→ **Problem description**: Using the data beneath, show every line that includes the word "occupational".

Dataset items
=-=-=-=-=

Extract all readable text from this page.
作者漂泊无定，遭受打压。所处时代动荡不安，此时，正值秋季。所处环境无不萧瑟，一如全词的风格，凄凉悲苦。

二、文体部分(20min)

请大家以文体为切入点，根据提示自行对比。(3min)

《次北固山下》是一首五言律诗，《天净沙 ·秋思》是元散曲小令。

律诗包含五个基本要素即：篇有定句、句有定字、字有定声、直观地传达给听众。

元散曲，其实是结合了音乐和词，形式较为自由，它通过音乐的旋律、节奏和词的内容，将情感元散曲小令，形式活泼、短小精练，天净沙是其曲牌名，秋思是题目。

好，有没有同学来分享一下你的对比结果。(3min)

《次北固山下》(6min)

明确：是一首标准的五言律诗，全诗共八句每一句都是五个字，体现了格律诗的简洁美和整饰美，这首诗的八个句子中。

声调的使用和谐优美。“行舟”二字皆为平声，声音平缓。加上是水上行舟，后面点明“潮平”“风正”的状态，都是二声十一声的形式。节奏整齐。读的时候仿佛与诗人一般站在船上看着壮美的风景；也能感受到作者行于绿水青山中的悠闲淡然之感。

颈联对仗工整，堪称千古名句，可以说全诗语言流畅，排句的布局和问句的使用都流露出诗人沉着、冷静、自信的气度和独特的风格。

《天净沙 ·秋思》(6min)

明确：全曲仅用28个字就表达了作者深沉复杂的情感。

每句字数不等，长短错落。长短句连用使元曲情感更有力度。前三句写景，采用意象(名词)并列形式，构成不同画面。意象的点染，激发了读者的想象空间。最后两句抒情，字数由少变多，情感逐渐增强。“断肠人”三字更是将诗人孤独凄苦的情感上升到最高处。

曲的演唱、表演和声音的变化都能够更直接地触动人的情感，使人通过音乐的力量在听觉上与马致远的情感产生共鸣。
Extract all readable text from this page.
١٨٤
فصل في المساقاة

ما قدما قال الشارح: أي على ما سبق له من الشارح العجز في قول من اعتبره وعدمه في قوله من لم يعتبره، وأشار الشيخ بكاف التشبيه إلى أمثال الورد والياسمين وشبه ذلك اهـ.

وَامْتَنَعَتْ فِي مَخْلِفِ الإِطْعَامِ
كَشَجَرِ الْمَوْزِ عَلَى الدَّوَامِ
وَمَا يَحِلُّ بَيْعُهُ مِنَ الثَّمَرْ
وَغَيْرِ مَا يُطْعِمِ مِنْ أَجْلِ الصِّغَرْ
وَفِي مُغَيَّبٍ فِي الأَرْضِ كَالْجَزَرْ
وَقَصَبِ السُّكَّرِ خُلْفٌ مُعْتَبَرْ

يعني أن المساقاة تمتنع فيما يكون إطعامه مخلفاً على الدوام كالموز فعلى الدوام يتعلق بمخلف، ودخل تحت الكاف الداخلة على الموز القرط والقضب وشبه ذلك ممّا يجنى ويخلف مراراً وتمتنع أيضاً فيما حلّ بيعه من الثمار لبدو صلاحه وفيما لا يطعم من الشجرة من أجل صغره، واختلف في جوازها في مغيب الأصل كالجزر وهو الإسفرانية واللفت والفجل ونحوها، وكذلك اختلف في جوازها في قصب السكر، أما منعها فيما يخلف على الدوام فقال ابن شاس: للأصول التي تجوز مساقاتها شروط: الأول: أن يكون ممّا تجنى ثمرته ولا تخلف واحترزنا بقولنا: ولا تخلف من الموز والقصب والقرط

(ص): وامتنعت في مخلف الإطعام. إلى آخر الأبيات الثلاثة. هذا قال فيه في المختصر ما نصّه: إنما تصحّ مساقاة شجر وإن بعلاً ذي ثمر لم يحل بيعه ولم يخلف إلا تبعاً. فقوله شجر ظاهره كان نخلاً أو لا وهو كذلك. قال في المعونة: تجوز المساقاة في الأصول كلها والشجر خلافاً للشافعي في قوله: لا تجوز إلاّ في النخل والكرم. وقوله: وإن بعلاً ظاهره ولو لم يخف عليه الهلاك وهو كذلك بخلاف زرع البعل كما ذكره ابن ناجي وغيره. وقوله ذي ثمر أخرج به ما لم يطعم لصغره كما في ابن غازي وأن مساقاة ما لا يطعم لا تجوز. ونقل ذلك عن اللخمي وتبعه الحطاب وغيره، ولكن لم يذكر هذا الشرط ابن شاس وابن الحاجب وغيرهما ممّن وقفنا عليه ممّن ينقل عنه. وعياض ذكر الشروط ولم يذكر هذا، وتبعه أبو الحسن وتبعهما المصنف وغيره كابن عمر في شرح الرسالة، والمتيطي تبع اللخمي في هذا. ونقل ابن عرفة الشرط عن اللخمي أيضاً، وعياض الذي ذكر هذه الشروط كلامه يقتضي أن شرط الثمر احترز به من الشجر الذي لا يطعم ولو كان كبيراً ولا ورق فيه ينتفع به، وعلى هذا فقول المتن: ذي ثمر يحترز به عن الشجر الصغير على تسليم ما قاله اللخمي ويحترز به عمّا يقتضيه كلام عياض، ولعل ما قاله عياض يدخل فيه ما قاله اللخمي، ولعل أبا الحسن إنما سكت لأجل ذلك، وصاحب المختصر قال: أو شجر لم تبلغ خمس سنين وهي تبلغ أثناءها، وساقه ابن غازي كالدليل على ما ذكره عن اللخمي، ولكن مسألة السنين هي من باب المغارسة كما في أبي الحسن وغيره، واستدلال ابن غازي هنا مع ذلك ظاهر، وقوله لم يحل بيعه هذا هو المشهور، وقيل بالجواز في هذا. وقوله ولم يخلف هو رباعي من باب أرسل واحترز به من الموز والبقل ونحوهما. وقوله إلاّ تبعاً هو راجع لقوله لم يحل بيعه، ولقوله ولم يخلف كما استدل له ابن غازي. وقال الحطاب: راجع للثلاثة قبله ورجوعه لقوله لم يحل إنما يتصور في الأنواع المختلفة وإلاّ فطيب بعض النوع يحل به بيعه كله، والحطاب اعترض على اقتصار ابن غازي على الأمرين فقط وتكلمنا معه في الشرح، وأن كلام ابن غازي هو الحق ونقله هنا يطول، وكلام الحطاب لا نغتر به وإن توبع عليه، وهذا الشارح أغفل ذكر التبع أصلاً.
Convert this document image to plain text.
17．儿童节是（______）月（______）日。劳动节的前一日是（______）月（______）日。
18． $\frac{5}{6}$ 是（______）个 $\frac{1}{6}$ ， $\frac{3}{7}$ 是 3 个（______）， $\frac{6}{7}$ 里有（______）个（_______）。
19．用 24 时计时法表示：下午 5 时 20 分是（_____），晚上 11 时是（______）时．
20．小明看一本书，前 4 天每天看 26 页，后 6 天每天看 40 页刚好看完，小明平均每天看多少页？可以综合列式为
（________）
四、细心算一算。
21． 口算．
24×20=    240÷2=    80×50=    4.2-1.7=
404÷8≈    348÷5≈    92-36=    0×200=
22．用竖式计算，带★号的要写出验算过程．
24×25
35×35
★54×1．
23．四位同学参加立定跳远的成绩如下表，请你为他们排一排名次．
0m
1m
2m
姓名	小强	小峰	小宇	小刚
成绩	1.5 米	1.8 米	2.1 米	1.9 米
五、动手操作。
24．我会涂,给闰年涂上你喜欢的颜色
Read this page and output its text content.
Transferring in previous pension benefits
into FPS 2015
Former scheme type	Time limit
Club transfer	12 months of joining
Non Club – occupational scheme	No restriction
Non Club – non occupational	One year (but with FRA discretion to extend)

=-=-=-=-=

→ **Completed exercise**:
Non Club – occupational scheme	No restriction
Non Club – non occupational	One year (but with FRA discretion to extend)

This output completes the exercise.